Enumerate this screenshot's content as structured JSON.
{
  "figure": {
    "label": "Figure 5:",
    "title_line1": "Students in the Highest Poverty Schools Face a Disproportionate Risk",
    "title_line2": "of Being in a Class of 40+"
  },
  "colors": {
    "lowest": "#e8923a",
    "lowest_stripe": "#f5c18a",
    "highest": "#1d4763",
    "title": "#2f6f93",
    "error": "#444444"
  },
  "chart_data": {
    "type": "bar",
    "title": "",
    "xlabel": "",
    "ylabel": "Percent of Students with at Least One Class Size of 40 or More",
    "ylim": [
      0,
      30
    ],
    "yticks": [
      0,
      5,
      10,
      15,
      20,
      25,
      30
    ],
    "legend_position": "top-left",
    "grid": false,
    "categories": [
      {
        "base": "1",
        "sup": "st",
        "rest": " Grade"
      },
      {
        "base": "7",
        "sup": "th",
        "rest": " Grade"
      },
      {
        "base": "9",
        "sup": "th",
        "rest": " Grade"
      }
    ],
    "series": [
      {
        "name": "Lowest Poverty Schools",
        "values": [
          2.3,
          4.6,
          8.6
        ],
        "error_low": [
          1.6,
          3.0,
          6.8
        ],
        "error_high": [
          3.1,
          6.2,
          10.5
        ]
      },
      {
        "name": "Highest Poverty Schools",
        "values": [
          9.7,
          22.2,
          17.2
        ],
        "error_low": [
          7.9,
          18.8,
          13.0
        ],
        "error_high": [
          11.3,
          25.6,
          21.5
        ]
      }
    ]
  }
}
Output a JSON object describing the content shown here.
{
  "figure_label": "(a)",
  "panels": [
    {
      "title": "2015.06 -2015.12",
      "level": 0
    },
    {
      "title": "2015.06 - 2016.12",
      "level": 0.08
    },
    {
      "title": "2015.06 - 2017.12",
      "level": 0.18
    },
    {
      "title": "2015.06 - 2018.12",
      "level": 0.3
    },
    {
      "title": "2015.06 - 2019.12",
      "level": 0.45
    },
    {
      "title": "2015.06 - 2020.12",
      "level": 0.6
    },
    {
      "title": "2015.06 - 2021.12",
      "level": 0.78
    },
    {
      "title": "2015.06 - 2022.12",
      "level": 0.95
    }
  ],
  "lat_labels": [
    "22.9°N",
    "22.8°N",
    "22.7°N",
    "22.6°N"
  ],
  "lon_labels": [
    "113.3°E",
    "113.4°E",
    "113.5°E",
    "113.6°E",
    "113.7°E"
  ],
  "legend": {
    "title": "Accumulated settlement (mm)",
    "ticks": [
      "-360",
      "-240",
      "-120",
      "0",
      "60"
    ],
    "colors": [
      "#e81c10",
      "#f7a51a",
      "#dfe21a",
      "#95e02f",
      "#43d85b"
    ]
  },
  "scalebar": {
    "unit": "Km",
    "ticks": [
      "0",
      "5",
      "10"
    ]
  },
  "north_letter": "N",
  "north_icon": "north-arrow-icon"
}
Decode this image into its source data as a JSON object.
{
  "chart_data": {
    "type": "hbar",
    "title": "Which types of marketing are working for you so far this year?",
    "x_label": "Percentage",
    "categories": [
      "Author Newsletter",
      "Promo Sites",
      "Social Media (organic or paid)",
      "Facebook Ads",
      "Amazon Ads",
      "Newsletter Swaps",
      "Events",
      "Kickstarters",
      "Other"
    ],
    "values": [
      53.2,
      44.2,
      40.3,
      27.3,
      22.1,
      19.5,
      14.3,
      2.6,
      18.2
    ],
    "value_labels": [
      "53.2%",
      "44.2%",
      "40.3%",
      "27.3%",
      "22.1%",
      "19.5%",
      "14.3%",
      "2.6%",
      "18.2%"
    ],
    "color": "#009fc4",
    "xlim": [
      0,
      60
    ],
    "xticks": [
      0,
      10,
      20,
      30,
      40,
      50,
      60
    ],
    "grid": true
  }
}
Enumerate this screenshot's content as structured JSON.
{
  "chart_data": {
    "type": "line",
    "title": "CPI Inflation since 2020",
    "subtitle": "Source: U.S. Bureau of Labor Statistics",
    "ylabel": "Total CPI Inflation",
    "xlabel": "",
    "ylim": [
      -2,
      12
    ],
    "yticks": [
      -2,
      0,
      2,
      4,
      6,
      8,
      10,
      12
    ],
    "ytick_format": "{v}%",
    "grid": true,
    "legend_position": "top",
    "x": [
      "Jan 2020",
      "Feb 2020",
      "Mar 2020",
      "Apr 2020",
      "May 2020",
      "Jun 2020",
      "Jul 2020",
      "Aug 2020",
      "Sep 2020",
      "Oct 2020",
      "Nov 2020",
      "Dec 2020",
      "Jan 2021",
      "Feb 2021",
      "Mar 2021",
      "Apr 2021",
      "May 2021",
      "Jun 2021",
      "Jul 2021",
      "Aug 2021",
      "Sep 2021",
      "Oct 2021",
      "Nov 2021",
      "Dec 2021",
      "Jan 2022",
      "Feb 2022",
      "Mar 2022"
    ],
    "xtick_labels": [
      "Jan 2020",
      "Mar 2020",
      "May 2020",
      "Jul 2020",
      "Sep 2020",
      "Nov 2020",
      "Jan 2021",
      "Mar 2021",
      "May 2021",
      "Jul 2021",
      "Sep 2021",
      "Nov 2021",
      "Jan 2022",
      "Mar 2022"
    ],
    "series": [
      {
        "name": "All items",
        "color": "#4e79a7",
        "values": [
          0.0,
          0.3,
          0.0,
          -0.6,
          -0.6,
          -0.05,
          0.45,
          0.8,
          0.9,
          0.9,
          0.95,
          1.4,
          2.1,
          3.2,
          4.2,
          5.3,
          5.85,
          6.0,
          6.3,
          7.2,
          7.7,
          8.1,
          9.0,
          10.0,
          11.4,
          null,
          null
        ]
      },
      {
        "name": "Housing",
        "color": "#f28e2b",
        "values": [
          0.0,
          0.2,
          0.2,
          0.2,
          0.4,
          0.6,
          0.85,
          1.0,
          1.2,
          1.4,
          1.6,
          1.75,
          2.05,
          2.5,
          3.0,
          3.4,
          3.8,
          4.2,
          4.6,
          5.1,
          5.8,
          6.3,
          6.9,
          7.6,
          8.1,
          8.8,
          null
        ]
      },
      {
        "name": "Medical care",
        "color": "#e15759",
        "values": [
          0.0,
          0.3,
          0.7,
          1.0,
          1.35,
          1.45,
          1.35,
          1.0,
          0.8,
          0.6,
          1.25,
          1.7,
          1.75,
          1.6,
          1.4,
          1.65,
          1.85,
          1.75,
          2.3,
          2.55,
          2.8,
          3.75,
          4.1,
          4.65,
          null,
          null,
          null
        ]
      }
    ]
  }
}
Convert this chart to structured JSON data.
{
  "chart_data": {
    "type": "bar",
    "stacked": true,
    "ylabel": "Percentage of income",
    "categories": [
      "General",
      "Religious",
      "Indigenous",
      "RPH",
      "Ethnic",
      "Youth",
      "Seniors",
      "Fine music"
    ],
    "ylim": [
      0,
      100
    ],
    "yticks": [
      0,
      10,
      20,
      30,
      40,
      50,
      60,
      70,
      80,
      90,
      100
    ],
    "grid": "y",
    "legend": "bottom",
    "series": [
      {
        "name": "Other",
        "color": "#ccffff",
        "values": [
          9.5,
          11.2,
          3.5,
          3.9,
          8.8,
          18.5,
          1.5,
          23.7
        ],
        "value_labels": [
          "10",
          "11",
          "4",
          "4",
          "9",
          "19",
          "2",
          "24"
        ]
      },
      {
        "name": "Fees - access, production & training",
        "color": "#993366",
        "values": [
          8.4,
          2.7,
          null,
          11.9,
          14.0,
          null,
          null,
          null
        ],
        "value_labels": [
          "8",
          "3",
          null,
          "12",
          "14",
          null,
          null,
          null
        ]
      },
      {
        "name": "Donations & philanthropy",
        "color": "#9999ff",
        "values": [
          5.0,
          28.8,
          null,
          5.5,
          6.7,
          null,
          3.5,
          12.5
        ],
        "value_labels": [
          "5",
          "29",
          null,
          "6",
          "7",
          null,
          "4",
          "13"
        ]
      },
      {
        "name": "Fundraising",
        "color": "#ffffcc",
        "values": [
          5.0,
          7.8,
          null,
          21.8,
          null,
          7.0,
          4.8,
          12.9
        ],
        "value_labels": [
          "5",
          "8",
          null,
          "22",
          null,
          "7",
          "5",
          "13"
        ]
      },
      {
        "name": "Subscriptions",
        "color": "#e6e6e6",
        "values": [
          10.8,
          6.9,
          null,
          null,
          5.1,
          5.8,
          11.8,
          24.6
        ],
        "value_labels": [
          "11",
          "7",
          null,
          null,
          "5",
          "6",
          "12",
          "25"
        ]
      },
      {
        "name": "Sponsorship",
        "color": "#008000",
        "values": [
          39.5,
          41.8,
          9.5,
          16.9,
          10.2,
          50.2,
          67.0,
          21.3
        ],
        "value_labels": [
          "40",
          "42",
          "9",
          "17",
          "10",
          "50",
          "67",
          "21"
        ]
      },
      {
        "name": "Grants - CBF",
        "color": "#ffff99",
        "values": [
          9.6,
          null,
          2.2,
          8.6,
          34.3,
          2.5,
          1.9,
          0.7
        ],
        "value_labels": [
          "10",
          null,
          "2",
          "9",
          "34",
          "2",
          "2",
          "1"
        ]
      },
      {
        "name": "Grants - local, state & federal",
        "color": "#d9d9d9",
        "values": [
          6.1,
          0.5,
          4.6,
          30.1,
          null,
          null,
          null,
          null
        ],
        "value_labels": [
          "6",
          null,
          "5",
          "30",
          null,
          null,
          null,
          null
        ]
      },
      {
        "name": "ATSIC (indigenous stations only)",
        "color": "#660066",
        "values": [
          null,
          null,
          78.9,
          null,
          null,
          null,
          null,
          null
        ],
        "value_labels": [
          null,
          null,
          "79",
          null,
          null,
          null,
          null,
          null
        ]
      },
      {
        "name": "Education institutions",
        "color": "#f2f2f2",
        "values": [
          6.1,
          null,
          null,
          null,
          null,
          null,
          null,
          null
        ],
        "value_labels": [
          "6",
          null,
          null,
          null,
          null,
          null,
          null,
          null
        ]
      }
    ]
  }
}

···

## What needs to be done
Pull out each line holding the string "JSON".

## Solution to this task
Enumerate this screenshot's content as structured JSON.
Output a JSON object describing the content shown here.
Decode this image into its source data as a JSON object.
Enumerate this screenshot's content as structured JSON.
Convert this chart to structured JSON data.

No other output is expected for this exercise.